■ Required work ■
Go through the data below. Pull out every line that has the word "image".

Dataset rows
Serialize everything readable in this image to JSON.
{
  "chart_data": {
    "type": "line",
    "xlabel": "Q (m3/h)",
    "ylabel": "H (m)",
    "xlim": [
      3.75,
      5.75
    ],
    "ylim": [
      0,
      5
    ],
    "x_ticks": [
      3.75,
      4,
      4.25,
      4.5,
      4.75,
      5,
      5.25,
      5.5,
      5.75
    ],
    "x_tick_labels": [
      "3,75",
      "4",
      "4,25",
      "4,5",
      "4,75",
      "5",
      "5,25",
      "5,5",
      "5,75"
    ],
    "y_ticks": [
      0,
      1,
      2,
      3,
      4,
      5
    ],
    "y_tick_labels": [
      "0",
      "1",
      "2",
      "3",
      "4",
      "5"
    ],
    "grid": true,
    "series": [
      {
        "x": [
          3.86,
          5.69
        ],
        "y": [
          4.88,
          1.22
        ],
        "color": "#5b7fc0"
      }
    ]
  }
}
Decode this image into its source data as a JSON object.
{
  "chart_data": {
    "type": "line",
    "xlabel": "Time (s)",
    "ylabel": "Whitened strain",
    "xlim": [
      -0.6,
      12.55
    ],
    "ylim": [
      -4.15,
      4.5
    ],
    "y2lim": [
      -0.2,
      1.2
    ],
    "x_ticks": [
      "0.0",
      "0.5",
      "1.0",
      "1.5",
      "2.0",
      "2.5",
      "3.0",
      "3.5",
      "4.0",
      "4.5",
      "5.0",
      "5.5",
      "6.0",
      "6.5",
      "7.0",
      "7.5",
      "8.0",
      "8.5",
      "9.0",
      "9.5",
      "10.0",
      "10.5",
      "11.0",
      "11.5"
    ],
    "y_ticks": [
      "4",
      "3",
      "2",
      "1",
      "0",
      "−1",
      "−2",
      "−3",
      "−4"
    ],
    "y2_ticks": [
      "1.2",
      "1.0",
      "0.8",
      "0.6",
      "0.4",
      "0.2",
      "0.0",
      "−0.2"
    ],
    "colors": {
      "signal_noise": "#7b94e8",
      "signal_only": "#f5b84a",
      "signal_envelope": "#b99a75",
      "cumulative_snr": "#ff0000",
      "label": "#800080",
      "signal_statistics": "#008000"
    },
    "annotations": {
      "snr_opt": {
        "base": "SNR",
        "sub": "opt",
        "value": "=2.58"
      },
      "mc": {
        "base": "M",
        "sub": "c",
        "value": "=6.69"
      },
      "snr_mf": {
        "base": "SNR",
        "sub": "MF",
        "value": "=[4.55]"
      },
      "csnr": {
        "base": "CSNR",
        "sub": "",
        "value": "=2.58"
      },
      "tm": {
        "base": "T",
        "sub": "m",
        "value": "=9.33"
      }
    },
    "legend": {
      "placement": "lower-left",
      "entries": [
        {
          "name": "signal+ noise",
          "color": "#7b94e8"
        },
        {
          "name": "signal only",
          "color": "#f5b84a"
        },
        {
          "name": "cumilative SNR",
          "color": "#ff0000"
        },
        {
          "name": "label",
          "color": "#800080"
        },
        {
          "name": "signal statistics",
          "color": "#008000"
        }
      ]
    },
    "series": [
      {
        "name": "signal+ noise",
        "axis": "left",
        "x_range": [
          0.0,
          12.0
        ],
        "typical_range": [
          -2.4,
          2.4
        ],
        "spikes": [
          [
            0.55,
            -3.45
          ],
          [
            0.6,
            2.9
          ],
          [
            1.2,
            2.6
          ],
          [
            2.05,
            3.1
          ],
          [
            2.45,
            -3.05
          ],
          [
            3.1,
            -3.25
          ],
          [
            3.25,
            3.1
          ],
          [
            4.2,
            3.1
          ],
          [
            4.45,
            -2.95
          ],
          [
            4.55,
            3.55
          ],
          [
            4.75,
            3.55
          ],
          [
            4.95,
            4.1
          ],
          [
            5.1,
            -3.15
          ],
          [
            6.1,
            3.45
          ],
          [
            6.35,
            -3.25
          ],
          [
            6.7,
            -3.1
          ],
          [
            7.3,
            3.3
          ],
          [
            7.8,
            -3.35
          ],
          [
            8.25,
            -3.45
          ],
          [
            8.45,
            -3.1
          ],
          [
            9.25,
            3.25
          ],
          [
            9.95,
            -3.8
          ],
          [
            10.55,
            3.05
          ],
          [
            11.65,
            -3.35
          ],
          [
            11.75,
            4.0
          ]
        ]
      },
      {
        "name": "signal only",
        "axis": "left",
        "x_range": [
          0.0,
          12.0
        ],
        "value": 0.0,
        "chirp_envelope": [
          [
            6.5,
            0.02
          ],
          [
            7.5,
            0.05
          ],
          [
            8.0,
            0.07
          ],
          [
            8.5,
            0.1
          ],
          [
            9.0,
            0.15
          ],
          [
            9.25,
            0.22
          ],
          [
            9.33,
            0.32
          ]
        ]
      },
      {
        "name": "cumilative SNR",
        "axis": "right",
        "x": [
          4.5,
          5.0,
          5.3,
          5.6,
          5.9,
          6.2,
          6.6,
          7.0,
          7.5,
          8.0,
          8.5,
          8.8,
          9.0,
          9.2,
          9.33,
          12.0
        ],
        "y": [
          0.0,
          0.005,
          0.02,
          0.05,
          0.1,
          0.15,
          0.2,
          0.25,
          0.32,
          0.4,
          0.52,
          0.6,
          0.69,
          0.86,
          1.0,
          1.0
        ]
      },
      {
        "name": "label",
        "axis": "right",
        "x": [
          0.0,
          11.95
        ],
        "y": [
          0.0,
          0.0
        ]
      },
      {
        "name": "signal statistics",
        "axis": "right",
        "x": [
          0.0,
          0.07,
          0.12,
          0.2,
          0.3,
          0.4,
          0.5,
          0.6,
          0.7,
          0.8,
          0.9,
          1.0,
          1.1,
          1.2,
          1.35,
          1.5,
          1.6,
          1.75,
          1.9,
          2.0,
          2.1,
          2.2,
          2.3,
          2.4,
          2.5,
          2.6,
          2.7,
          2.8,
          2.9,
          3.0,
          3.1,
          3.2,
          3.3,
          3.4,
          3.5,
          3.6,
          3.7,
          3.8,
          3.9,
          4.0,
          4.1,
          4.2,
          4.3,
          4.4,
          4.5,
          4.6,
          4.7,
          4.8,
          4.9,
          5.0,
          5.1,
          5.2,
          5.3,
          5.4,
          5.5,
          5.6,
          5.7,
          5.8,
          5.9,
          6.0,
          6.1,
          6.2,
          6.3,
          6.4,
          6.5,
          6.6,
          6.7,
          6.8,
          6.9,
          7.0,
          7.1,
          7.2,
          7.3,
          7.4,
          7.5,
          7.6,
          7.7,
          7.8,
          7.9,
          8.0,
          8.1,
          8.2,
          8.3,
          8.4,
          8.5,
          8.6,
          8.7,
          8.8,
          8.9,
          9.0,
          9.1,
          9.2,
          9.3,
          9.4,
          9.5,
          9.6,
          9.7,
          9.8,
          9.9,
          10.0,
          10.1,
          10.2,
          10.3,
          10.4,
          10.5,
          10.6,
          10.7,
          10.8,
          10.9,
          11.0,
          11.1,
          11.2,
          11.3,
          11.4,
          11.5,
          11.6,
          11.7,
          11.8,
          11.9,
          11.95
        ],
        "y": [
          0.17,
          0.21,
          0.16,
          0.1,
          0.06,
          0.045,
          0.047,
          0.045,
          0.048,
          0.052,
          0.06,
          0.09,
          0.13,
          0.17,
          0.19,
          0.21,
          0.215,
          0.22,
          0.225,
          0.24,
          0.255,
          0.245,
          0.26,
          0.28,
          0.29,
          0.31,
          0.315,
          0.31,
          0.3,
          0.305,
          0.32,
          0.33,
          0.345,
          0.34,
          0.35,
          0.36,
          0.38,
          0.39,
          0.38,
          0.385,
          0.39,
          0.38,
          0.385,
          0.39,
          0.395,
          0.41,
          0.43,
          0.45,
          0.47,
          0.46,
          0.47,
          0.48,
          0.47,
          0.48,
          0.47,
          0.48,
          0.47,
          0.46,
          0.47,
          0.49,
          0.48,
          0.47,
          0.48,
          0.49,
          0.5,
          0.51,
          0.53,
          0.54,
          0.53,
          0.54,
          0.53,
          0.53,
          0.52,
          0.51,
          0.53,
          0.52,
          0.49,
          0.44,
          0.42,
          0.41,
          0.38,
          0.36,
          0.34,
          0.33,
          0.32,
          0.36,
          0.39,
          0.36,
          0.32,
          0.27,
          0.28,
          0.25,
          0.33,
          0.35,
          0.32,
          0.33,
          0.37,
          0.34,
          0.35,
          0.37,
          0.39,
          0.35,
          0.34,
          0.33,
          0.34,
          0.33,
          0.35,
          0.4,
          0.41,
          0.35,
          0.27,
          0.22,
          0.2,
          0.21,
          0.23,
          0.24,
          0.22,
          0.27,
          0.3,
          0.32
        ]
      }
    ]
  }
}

■ The output ■
Serialize everything readable in this image to JSON.
Decode this image into its source data as a JSON object.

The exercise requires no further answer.